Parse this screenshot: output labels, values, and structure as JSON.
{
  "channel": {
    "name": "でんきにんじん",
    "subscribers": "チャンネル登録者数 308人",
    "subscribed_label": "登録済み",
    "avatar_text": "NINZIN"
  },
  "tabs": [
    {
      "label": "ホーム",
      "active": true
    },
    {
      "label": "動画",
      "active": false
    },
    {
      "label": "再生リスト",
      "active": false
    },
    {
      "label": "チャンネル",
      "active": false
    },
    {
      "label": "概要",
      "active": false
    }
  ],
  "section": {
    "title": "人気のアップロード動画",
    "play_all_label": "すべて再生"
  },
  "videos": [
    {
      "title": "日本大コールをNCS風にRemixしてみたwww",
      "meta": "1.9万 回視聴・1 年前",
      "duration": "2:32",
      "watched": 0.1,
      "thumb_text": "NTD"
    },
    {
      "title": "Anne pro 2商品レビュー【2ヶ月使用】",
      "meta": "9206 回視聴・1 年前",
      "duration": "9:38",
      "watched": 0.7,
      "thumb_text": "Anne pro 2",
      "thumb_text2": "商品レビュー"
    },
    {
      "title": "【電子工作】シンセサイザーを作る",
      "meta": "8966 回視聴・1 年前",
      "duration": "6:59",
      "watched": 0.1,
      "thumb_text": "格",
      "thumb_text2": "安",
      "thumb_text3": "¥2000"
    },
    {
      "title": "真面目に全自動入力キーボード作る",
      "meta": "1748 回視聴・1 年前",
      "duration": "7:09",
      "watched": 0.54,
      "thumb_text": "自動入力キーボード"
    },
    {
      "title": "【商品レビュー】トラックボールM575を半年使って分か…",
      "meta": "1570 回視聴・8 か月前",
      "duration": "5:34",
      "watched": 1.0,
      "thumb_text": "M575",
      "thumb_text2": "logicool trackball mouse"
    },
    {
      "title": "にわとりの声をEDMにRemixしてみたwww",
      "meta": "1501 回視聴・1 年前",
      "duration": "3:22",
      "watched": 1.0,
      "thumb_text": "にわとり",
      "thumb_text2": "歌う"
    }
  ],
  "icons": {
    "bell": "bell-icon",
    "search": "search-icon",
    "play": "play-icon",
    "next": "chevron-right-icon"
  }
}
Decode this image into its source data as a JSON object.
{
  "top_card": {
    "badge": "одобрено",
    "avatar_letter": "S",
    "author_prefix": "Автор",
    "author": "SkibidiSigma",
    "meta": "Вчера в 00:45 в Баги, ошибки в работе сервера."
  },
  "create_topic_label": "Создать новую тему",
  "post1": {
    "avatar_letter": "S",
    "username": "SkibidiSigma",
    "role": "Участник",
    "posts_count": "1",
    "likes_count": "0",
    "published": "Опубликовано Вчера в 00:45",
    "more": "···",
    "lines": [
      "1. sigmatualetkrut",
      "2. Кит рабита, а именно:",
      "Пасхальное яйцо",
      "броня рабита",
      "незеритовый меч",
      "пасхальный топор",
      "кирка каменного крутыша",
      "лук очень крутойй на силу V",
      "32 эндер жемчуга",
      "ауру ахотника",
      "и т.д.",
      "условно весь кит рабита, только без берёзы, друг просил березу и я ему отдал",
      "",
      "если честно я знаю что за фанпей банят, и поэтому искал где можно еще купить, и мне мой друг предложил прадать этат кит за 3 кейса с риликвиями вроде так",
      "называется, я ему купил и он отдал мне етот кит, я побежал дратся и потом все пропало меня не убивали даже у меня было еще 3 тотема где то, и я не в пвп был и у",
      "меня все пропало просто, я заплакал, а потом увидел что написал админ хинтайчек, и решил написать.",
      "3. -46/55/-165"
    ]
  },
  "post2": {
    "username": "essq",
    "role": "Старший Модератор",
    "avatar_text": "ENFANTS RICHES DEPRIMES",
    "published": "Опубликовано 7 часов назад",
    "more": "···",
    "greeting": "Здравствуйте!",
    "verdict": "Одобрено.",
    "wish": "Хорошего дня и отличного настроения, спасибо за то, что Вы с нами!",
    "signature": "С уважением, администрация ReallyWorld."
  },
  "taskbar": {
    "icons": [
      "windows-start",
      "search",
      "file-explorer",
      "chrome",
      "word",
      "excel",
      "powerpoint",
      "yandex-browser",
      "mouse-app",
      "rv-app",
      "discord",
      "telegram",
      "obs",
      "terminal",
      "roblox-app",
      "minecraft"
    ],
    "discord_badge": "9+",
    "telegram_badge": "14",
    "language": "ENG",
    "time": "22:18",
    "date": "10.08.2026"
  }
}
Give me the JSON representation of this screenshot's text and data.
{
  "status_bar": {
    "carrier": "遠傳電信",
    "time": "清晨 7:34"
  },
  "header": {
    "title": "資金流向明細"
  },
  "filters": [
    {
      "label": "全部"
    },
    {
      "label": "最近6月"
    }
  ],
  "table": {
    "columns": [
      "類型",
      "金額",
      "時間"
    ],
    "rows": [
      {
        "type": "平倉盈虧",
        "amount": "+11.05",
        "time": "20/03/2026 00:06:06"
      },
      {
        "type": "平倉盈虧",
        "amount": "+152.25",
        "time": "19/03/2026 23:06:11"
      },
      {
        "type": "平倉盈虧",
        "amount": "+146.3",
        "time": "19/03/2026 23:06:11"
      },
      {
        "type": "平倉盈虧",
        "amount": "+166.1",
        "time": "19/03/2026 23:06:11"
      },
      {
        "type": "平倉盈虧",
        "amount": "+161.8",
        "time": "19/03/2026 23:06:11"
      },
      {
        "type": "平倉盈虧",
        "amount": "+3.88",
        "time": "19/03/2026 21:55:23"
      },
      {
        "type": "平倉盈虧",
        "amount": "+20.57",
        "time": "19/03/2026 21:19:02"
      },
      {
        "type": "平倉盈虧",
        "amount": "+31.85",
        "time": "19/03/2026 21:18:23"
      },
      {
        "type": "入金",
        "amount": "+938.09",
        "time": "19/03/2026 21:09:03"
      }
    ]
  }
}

• • • • • • •

[YOUR GOAL]
Print all of the entries exactly as they appear.

[ANSWER TO THE EXERCISE]
Parse this screenshot: output labels, values, and structure as JSON.
{
  "channel": {
    "name": "でんきにんじん",
    "subscribers": "チャンネル登録者数 308人",
    "subscribed_label": "登録済み",
    "avatar_text": "NINZIN"
  },
  "tabs": [
    {
      "label": "ホーム",
      "active": true
    },
    {
      "label": "動画",
      "active": false
    },
    {
      "label": "再生リスト",
      "active": false
    },
    {
      "label": "チャンネル",
      "active": false
    },
    {
      "label": "概要",
      "active": false
    }
  ],
  "section": {
    "title": "人気のアップロード動画",
    "play_all_label": "すべて再生"
  },
  "videos": [
    {
      "title": "日本大コールをNCS風にRemixしてみたwww",
      "meta": "1.9万 回視聴・1 年前",
      "duration": "2:32",
      "watched": 0.1,
      "thumb_text": "NTD"
    },
    {
      "title": "Anne pro 2商品レビュー【2ヶ月使用】",
      "meta": "9206 回視聴・1 年前",
      "duration": "9:38",
      "watched": 0.7,
      "thumb_text": "Anne pro 2",
      "thumb_text2": "商品レビュー"
    },
    {
      "title": "【電子工作】シンセサイザーを作る",
      "meta": "8966 回視聴・1 年前",
      "duration": "6:59",
      "watched": 0.1,
      "thumb_text": "格",
      "thumb_text2": "安",
      "thumb_text3": "¥2000"
    },
    {
      "title": "真面目に全自動入力キーボード作る",
      "meta": "1748 回視聴・1 年前",
      "duration": "7:09",
      "watched": 0.54,
      "thumb_text": "自動入力キーボード"
    },
    {
      "title": "【商品レビュー】トラックボールM575を半年使って分か…",
      "meta": "1570 回視聴・8 か月前",
      "duration": "5:34",
      "watched": 1.0,
      "thumb_text": "M575",
      "thumb_text2": "logicool trackball mouse"
    },
    {
      "title": "にわとりの声をEDMにRemixしてみたwww",
      "meta": "1501 回視聴・1 年前",
      "duration": "3:22",
      "watched": 1.0,
      "thumb_text": "にわとり",
      "thumb_text2": "歌う"
    }
  ],
  "icons": {
    "bell": "bell-icon",
    "search": "search-icon",
    "play": "play-icon",
    "next": "chevron-right-icon"
  }
}
Decode this image into its source data as a JSON object.
{
  "top_card": {
    "badge": "одобрено",
    "avatar_letter": "S",
    "author_prefix": "Автор",
    "author": "SkibidiSigma",
    "meta": "Вчера в 00:45 в Баги, ошибки в работе сервера."
  },
  "create_topic_label": "Создать новую тему",
  "post1": {
    "avatar_letter": "S",
    "username": "SkibidiSigma",
    "role": "Участник",
    "posts_count": "1",
    "likes_count": "0",
    "published": "Опубликовано Вчера в 00:45",
    "more": "···",
    "lines": [
      "1. sigmatualetkrut",
      "2. Кит рабита, а именно:",
      "Пасхальное яйцо",
      "броня рабита",
      "незеритовый меч",
      "пасхальный топор",
      "кирка каменного крутыша",
      "лук очень крутойй на силу V",
      "32 эндер жемчуга",
      "ауру ахотника",
      "и т.д.",
      "условно весь кит рабита, только без берёзы, друг просил березу и я ему отдал",
      "",
      "если честно я знаю что за фанпей банят, и поэтому искал где можно еще купить, и мне мой друг предложил прадать этат кит за 3 кейса с риликвиями вроде так",
      "называется, я ему купил и он отдал мне етот кит, я побежал дратся и потом все пропало меня не убивали даже у меня было еще 3 тотема где то, и я не в пвп был и у",
      "меня все пропало просто, я заплакал, а потом увидел что написал админ хинтайчек, и решил написать.",
      "3. -46/55/-165"
    ]
  },
  "post2": {
    "username": "essq",
    "role": "Старший Модератор",
    "avatar_text": "ENFANTS RICHES DEPRIMES",
    "published": "Опубликовано 7 часов назад",
    "more": "···",
    "greeting": "Здравствуйте!",
    "verdict": "Одобрено.",
    "wish": "Хорошего дня и отличного настроения, спасибо за то, что Вы с нами!",
    "signature": "С уважением, администрация ReallyWorld."
  },
  "taskbar": {
    "icons": [
      "windows-start",
      "search",
      "file-explorer",
      "chrome",
      "word",
      "excel",
      "powerpoint",
      "yandex-browser",
      "mouse-app",
      "rv-app",
      "discord",
      "telegram",
      "obs",
      "terminal",
      "roblox-app",
      "minecraft"
    ],
    "discord_badge": "9+",
    "telegram_badge": "14",
    "language": "ENG",
    "time": "22:18",
    "date": "10.08.2026"
  }
}
Give me the JSON representation of this screenshot's text and data.
{
  "status_bar": {
    "carrier": "遠傳電信",
    "time": "清晨 7:34"
  },
  "header": {
    "title": "資金流向明細"
  },
  "filters": [
    {
      "label": "全部"
    },
    {
      "label": "最近6月"
    }
  ],
  "table": {
    "columns": [
      "類型",
      "金額",
      "時間"
    ],
    "rows": [
      {
        "type": "平倉盈虧",
        "amount": "+11.05",
        "time": "20/03/2026 00:06:06"
      },
      {
        "type": "平倉盈虧",
        "amount": "+152.25",
        "time": "19/03/2026 23:06:11"
      },
      {
        "type": "平倉盈虧",
        "amount": "+146.3",
        "time": "19/03/2026 23:06:11"
      },
      {
        "type": "平倉盈虧",
        "amount": "+166.1",
        "time": "19/03/2026 23:06:11"
      },
      {
        "type": "平倉盈虧",
        "amount": "+161.8",
        "time": "19/03/2026 23:06:11"
      },
      {
        "type": "平倉盈虧",
        "amount": "+3.88",
        "time": "19/03/2026 21:55:23"
      },
      {
        "type": "平倉盈虧",
        "amount": "+20.57",
        "time": "19/03/2026 21:19:02"
      },
      {
        "type": "平倉盈虧",
        "amount": "+31.85",
        "time": "19/03/2026 21:18:23"
      },
      {
        "type": "入金",
        "amount": "+938.09",
        "time": "19/03/2026 21:09:03"
      }
    ]
  }
}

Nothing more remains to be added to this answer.